**Exercise input**:
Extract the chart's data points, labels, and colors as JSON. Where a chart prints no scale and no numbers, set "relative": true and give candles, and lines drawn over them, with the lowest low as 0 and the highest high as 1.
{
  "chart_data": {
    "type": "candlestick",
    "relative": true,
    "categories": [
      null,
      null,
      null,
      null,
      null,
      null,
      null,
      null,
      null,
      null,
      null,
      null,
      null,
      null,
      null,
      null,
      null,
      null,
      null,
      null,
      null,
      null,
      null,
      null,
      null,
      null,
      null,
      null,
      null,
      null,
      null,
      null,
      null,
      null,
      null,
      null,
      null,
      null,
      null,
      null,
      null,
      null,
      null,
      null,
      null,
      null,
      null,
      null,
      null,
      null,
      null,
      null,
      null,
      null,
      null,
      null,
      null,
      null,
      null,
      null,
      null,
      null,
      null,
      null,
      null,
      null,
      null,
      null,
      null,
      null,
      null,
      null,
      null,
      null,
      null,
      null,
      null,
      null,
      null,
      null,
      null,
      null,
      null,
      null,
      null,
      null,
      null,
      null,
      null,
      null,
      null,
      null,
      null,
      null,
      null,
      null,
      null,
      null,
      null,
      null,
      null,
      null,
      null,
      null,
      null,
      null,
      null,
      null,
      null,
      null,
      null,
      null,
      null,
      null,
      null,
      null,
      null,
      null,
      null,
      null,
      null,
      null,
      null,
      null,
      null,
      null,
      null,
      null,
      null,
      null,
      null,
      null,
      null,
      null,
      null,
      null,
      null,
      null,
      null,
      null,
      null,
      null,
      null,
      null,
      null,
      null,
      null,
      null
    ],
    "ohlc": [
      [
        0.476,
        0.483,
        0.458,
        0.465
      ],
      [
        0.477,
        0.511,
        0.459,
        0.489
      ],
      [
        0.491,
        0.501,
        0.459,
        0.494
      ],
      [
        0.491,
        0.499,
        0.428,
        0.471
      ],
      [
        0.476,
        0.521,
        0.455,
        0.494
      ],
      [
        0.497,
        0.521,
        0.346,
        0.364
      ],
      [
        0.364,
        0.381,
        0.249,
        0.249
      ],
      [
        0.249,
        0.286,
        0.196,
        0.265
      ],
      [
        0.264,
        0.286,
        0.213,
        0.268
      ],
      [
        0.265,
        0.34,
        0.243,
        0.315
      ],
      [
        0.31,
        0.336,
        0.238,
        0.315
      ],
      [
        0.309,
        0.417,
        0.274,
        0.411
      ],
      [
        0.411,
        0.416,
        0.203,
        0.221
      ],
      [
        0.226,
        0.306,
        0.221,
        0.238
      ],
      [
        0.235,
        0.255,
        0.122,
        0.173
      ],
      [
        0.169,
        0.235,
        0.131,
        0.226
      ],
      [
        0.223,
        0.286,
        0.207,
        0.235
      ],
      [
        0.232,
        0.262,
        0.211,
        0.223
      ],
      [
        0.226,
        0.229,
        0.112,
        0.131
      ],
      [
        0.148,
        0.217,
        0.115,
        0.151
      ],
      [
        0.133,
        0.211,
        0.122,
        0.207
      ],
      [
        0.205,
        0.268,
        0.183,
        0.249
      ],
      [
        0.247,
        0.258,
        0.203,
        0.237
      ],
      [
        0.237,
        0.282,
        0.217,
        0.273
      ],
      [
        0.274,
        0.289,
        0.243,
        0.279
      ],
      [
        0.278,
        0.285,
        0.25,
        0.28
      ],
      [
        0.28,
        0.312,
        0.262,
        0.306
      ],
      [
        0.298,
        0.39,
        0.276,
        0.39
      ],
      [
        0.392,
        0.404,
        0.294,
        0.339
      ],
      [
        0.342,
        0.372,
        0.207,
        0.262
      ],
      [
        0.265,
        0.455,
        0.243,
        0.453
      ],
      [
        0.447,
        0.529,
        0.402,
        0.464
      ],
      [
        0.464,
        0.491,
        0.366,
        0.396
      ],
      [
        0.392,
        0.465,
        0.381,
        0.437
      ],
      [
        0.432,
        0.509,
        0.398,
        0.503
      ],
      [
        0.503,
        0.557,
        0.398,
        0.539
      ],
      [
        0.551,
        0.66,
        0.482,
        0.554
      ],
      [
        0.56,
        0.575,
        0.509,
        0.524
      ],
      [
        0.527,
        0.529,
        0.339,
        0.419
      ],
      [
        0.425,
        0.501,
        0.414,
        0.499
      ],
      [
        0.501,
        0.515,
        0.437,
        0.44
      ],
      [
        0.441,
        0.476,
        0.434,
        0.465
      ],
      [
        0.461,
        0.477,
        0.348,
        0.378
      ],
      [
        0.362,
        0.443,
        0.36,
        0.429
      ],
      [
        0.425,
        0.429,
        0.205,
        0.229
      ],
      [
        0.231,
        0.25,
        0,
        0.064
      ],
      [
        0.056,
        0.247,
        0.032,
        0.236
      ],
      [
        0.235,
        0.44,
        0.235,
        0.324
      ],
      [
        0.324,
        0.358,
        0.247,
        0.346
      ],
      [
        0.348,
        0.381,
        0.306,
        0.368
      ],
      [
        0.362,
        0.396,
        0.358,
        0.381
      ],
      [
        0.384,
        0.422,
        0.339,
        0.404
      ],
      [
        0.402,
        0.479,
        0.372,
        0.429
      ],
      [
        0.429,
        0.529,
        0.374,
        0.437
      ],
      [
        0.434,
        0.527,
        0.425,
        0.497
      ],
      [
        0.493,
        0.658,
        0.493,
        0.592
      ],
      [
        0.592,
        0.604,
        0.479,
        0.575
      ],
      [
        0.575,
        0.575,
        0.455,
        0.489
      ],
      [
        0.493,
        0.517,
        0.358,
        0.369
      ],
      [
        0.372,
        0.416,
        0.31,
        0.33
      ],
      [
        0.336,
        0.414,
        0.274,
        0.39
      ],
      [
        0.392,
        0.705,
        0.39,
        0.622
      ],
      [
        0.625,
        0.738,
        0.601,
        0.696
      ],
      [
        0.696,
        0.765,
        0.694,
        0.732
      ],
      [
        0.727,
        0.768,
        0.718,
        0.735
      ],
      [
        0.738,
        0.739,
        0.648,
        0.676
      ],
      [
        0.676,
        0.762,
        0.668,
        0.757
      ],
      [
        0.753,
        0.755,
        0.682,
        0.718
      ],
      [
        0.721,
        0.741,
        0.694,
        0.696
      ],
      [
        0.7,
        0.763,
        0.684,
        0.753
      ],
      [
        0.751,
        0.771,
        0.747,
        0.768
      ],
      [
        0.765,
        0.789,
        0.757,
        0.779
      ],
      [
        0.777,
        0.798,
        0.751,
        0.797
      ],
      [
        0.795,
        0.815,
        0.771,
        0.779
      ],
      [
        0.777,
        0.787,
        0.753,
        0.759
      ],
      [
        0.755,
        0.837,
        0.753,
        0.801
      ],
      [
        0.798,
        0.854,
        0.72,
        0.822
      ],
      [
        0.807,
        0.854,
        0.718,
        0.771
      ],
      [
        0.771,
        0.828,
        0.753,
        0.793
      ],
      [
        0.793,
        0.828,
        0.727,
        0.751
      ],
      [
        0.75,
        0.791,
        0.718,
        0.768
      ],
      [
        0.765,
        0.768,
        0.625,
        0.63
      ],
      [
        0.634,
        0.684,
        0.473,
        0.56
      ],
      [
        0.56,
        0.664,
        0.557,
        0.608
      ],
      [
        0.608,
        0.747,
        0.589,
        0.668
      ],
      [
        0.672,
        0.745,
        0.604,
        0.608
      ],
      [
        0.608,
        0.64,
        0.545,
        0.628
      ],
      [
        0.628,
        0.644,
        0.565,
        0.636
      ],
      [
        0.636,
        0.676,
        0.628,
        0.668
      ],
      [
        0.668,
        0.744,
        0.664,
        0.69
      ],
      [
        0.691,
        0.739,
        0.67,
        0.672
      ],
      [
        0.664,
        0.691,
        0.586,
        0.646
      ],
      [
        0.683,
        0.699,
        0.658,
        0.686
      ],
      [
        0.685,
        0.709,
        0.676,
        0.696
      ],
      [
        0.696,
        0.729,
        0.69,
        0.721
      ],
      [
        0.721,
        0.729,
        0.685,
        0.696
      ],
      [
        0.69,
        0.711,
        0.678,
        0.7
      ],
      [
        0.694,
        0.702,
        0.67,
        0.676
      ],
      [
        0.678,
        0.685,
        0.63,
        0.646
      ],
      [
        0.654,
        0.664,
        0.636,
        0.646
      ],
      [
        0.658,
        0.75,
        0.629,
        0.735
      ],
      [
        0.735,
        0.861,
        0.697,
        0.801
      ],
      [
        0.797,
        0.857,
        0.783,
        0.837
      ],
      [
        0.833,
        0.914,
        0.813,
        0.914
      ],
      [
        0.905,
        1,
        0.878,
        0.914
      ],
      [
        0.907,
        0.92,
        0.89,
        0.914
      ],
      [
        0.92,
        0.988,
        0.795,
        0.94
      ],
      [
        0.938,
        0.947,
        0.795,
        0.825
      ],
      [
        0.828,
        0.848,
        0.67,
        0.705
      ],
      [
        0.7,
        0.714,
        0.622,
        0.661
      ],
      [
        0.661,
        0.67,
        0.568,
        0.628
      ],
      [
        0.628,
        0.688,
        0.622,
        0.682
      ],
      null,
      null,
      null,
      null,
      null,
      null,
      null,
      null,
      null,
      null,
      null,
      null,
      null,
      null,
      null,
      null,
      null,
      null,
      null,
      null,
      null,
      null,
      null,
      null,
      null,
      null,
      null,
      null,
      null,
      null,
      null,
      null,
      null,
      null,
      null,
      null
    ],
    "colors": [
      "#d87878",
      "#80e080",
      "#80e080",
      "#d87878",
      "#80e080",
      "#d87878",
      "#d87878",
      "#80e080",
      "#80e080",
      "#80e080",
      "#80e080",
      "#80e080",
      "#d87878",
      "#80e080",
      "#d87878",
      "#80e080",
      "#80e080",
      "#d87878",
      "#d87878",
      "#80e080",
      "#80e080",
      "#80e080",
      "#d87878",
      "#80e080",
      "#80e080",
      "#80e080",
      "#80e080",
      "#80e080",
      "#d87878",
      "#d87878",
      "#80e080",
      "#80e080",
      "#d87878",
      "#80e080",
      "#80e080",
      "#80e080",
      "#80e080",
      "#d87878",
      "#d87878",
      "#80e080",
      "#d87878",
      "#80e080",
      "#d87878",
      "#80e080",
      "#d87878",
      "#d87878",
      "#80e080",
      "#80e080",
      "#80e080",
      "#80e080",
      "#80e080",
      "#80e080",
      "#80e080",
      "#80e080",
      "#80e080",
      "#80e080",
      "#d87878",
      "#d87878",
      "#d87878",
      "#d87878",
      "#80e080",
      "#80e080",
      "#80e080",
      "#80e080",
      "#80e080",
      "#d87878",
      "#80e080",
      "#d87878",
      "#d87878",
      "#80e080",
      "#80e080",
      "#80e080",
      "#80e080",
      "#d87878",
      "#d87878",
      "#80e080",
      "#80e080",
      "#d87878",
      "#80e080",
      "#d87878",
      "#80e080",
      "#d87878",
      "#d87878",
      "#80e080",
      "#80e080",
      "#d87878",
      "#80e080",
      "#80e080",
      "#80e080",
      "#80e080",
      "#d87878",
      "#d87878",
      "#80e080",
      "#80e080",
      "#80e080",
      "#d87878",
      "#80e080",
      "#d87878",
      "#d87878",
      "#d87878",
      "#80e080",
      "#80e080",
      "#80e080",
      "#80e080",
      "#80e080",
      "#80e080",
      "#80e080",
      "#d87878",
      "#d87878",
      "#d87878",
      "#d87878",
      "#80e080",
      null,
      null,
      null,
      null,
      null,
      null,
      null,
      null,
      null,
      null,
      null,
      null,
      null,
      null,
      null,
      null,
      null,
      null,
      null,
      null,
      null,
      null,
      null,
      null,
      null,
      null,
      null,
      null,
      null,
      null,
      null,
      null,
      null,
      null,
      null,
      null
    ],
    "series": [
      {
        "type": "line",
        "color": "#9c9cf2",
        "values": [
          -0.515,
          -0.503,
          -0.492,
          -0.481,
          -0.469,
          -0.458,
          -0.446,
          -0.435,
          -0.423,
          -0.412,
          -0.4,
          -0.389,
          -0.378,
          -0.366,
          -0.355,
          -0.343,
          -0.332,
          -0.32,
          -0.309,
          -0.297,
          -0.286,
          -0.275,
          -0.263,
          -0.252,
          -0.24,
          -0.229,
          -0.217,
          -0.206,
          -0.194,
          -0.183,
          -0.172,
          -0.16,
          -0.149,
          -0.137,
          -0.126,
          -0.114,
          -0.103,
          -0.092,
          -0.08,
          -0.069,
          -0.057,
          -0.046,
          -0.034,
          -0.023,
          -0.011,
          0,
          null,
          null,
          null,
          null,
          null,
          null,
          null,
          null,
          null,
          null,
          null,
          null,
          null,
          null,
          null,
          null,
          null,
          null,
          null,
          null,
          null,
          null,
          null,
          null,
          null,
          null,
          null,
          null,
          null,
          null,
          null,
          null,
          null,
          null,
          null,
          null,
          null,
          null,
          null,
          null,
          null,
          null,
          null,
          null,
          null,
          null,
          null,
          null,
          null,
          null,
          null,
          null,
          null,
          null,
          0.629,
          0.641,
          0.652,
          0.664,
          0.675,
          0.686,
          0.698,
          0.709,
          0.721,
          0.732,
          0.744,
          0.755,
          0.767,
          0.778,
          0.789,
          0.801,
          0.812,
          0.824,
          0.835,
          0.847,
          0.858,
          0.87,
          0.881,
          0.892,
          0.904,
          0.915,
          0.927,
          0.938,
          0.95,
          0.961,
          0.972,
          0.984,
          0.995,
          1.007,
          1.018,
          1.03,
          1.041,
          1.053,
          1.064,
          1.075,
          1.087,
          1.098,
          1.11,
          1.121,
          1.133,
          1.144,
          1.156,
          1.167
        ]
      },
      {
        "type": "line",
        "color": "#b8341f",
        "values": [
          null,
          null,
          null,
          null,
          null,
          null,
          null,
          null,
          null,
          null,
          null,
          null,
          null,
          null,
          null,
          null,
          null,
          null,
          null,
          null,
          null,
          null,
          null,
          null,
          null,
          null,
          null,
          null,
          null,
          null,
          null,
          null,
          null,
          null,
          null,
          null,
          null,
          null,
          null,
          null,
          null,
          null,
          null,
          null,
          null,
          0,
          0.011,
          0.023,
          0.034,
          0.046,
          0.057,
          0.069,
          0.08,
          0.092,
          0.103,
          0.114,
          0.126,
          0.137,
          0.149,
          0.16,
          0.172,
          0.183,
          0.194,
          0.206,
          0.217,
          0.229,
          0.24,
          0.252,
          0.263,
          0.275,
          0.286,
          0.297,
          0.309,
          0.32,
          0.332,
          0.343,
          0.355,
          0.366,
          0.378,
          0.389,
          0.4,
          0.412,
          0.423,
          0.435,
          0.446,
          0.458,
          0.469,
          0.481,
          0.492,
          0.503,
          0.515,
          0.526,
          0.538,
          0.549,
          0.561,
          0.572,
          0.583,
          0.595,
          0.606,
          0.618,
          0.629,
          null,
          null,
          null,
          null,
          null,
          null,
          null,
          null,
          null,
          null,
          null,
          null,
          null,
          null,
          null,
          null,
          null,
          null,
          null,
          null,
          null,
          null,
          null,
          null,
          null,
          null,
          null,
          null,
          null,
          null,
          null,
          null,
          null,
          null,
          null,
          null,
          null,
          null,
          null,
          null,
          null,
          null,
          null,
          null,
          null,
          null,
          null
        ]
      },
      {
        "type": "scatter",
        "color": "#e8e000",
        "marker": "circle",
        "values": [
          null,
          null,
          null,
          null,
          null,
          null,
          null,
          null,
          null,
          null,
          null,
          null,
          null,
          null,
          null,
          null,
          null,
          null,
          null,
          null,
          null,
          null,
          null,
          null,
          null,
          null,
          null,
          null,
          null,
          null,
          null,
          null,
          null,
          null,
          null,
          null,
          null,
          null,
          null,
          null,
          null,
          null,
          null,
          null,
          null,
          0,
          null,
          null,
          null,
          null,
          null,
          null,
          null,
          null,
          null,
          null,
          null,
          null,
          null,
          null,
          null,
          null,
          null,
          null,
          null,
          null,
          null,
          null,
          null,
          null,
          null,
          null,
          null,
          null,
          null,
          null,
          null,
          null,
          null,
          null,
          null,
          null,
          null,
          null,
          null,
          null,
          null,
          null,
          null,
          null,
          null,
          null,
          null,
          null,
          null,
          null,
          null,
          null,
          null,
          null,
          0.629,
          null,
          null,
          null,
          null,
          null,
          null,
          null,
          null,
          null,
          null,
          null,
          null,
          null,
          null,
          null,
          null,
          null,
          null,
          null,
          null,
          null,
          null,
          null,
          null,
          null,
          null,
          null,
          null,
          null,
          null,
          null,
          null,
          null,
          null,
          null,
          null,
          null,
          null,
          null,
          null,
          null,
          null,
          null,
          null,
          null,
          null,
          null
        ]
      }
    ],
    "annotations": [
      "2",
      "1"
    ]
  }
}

**What this task involves**:
Identify how many lines in the entries above include the string "true", then state that number alone.

**Answer below**:
2